** begin Entries supplied **

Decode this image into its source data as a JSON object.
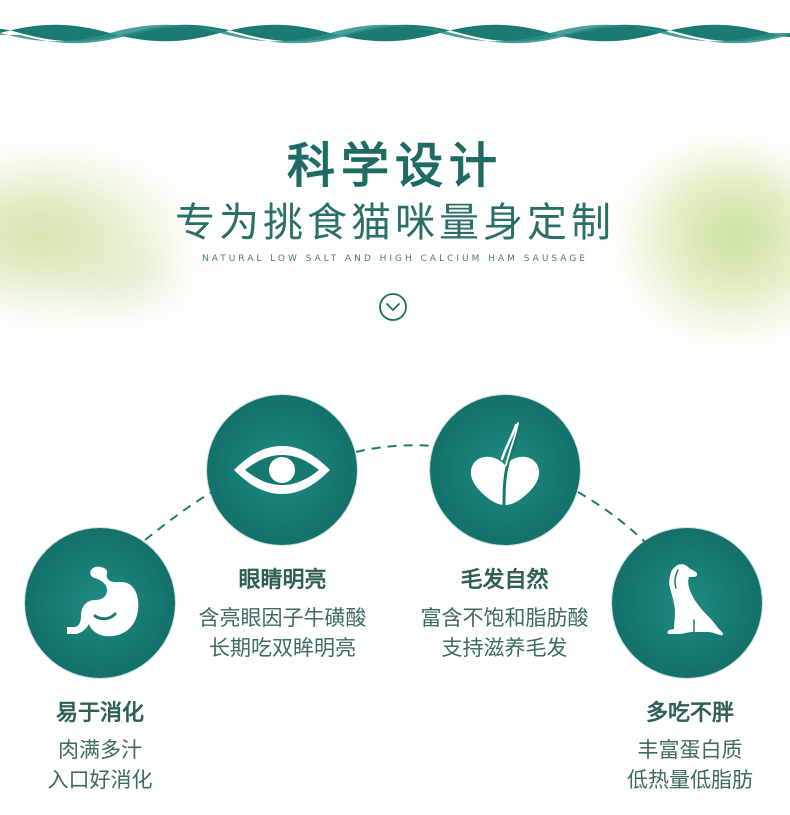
{
  "header": {
    "title": "科学设计",
    "subtitle": "专为挑食猫咪量身定制",
    "english": "NATURAL LOW SALT AND HIGH CALCIUM HAM SAUSAGE"
  },
  "features": [
    {
      "icon": "stomach-icon",
      "title": "易于消化",
      "line1": "肉满多汁",
      "line2": "入口好消化"
    },
    {
      "icon": "eye-icon",
      "title": "眼睛明亮",
      "line1": "含亮眼因子牛磺酸",
      "line2": "长期吃双眸明亮"
    },
    {
      "icon": "hair-icon",
      "title": "毛发自然",
      "line1": "富含不饱和脂肪酸",
      "line2": "支持滋养毛发"
    },
    {
      "icon": "dog-icon",
      "title": "多吃不胖",
      "line1": "丰富蛋白质",
      "line2": "低热量低脂肪"
    }
  ],
  "colors": {
    "teal": "#157970",
    "dark_teal": "#0f6560",
    "text": "#2e5f58"
  }
}
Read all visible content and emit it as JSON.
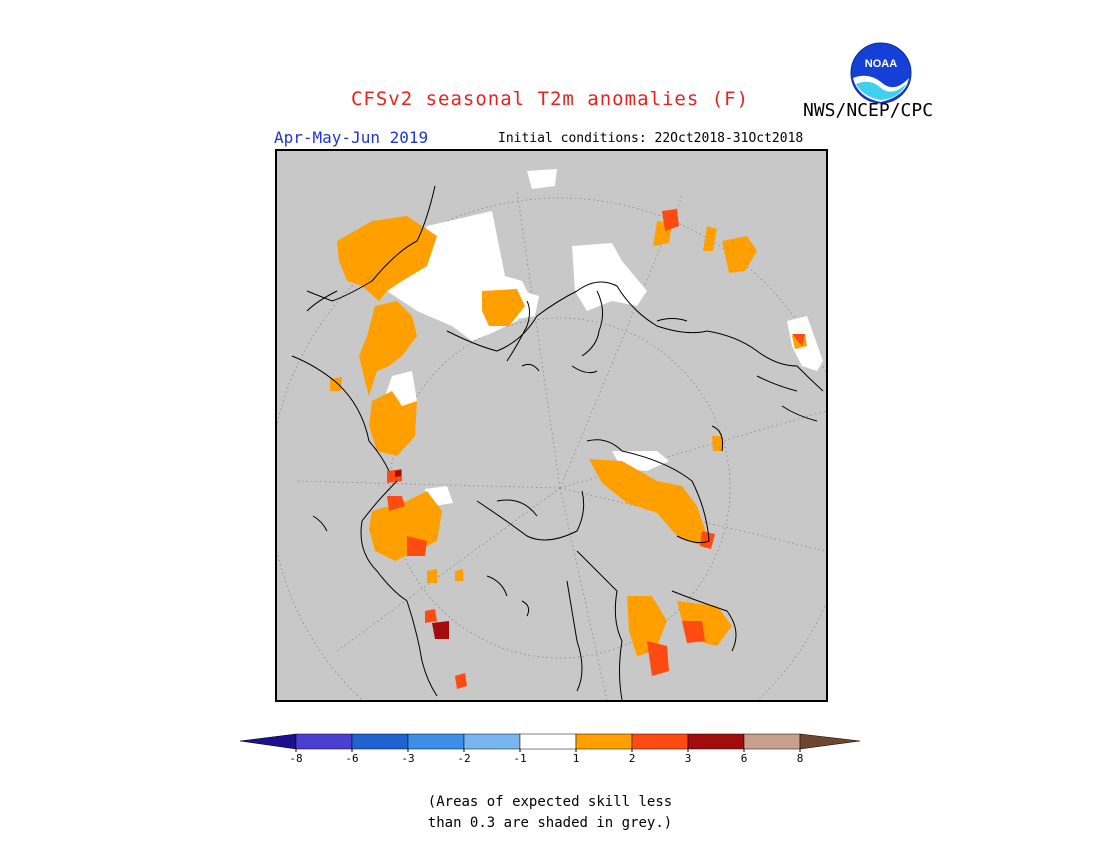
{
  "header": {
    "title": "CFSv2 seasonal T2m anomalies (F)",
    "org": "NWS/NCEP/CPC",
    "season": "Apr-May-Jun 2019",
    "initial_conditions": "Initial conditions: 22Oct2018-31Oct2018",
    "logo_text": "NOAA",
    "title_color": "#e8221d",
    "season_color": "#1f35d6"
  },
  "legend": {
    "tick_labels": [
      "-8",
      "-6",
      "-3",
      "-2",
      "-1",
      "1",
      "2",
      "3",
      "6",
      "8"
    ],
    "colors": {
      "lt_-8": "#1d0f8f",
      "-8_-6": "#4a3fcf",
      "-6_-3": "#1f63d0",
      "-3_-2": "#3d8ee8",
      "-2_-1": "#79b6ef",
      "-1_1": "#ffffff",
      "1_2": "#ffa000",
      "2_3": "#ff4a12",
      "3_6": "#a30c0c",
      "6_8": "#c9a08e",
      "gt_8": "#70452e"
    }
  },
  "map": {
    "projection": "polar-stereographic-north",
    "background_color": "#c8c8c8",
    "low_skill_color": "#c8c8c8"
  },
  "footnote": {
    "line1": "(Areas of expected skill less",
    "line2": "than 0.3 are shaded in grey.)"
  }
}
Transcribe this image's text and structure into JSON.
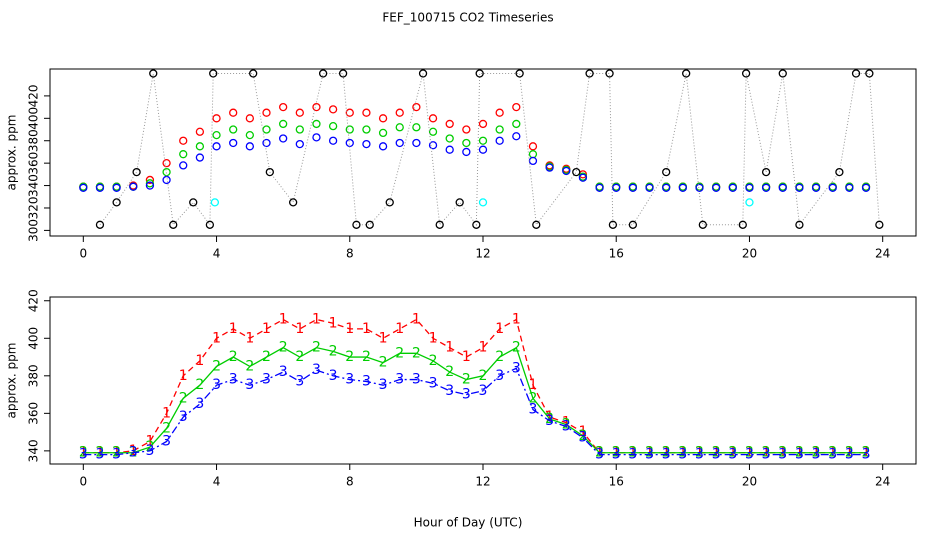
{
  "chart_data": [
    {
      "type": "scatter",
      "title": "FEF_100715  CO2 Timeseries",
      "ylabel": "approx. ppm",
      "xlim": [
        -1,
        25
      ],
      "xticks": [
        0,
        4,
        8,
        12,
        16,
        20,
        24
      ],
      "ylim": [
        295,
        444
      ],
      "yticks": [
        300,
        320,
        340,
        360,
        380,
        400,
        420
      ],
      "x": [
        0,
        0.5,
        1,
        1.5,
        2,
        2.5,
        3,
        3.5,
        4,
        4.5,
        5,
        5.5,
        6,
        6.5,
        7,
        7.5,
        8,
        8.5,
        9,
        9.5,
        10,
        10.5,
        11,
        11.5,
        12,
        12.5,
        13,
        13.5,
        14,
        14.5,
        15,
        15.5,
        16,
        16.5,
        17,
        17.5,
        18,
        18.5,
        19,
        19.5,
        20,
        20.5,
        21,
        21.5,
        22,
        22.5,
        23,
        23.5
      ],
      "series": [
        {
          "color": "#ff0000",
          "values": [
            339,
            339,
            339,
            340,
            345,
            360,
            380,
            388,
            400,
            405,
            400,
            405,
            410,
            405,
            410,
            408,
            405,
            405,
            400,
            405,
            410,
            400,
            395,
            390,
            395,
            405,
            410,
            375,
            358,
            355,
            350,
            339,
            339,
            339,
            339,
            339,
            339,
            339,
            339,
            339,
            339,
            339,
            339,
            339,
            339,
            339,
            339,
            339
          ]
        },
        {
          "color": "#00cd00",
          "values": [
            339,
            339,
            339,
            339,
            342,
            352,
            368,
            375,
            385,
            390,
            385,
            390,
            395,
            390,
            395,
            393,
            390,
            390,
            387,
            392,
            392,
            388,
            382,
            378,
            380,
            390,
            395,
            368,
            357,
            354,
            348,
            339,
            339,
            339,
            339,
            339,
            339,
            339,
            339,
            339,
            339,
            339,
            339,
            339,
            339,
            339,
            339,
            339
          ]
        },
        {
          "color": "#0000ff",
          "values": [
            338,
            338,
            338,
            339,
            340,
            345,
            358,
            365,
            375,
            378,
            375,
            378,
            382,
            377,
            383,
            380,
            378,
            377,
            375,
            378,
            378,
            376,
            372,
            370,
            372,
            380,
            384,
            362,
            356,
            353,
            347,
            338,
            338,
            338,
            338,
            338,
            338,
            338,
            338,
            338,
            338,
            338,
            338,
            338,
            338,
            338,
            338,
            338
          ]
        },
        {
          "color": "#000000",
          "connect": true,
          "x": [
            0.5,
            1.0,
            1.6,
            2.1,
            2.7,
            3.3,
            3.8,
            3.9,
            5.1,
            5.6,
            6.3,
            7.2,
            7.8,
            8.2,
            8.6,
            9.2,
            10.2,
            10.7,
            11.3,
            11.8,
            11.9,
            13.1,
            13.6,
            14.8,
            15.2,
            15.8,
            15.9,
            16.5,
            17.5,
            18.1,
            18.6,
            19.8,
            19.9,
            20.5,
            21.0,
            21.5,
            22.7,
            23.2,
            23.6,
            23.9
          ],
          "values": [
            305,
            325,
            352,
            440,
            305,
            325,
            305,
            440,
            440,
            352,
            325,
            440,
            440,
            305,
            305,
            325,
            440,
            305,
            325,
            305,
            440,
            440,
            305,
            352,
            440,
            440,
            305,
            305,
            352,
            440,
            305,
            305,
            440,
            352,
            440,
            305,
            352,
            440,
            440,
            305
          ]
        },
        {
          "color": "#00ffff",
          "x": [
            3.95,
            12.0,
            20.0
          ],
          "values": [
            325,
            325,
            325
          ]
        }
      ]
    },
    {
      "type": "line",
      "ylabel": "approx. ppm",
      "xlabel": "Hour of Day (UTC)",
      "xlim": [
        -1,
        25
      ],
      "xticks": [
        0,
        4,
        8,
        12,
        16,
        20,
        24
      ],
      "ylim": [
        333,
        422
      ],
      "yticks": [
        340,
        360,
        380,
        400,
        420
      ],
      "x": [
        0,
        0.5,
        1,
        1.5,
        2,
        2.5,
        3,
        3.5,
        4,
        4.5,
        5,
        5.5,
        6,
        6.5,
        7,
        7.5,
        8,
        8.5,
        9,
        9.5,
        10,
        10.5,
        11,
        11.5,
        12,
        12.5,
        13,
        13.5,
        14,
        14.5,
        15,
        15.5,
        16,
        16.5,
        17,
        17.5,
        18,
        18.5,
        19,
        19.5,
        20,
        20.5,
        21,
        21.5,
        22,
        22.5,
        23,
        23.5
      ],
      "series": [
        {
          "marker": "1",
          "color": "#ff0000",
          "dash": "6,4",
          "values": [
            339,
            339,
            339,
            340,
            345,
            360,
            380,
            388,
            400,
            405,
            400,
            405,
            410,
            405,
            410,
            408,
            405,
            405,
            400,
            405,
            410,
            400,
            395,
            390,
            395,
            405,
            410,
            375,
            358,
            355,
            350,
            339,
            339,
            339,
            339,
            339,
            339,
            339,
            339,
            339,
            339,
            339,
            339,
            339,
            339,
            339,
            339,
            339
          ]
        },
        {
          "marker": "2",
          "color": "#00cd00",
          "dash": "none",
          "values": [
            339,
            339,
            339,
            339,
            342,
            352,
            368,
            375,
            385,
            390,
            385,
            390,
            395,
            390,
            395,
            393,
            390,
            390,
            387,
            392,
            392,
            388,
            382,
            378,
            380,
            390,
            395,
            368,
            357,
            354,
            348,
            339,
            339,
            339,
            339,
            339,
            339,
            339,
            339,
            339,
            339,
            339,
            339,
            339,
            339,
            339,
            339,
            339
          ]
        },
        {
          "marker": "3",
          "color": "#0000ff",
          "dash": "8,3,2,3",
          "values": [
            338,
            338,
            338,
            339,
            340,
            345,
            358,
            365,
            375,
            378,
            375,
            378,
            382,
            377,
            383,
            380,
            378,
            377,
            375,
            378,
            378,
            376,
            372,
            370,
            372,
            380,
            384,
            362,
            356,
            353,
            347,
            338,
            338,
            338,
            338,
            338,
            338,
            338,
            338,
            338,
            338,
            338,
            338,
            338,
            338,
            338,
            338,
            338
          ]
        }
      ]
    }
  ]
}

** end Entries supplied **

• **The request**
Each line with the string "into" in it needs to be found and copied.

• **Solved exercise**
Decode this image into its source data as a JSON object.
Transcribe this image's text and structure into JSON.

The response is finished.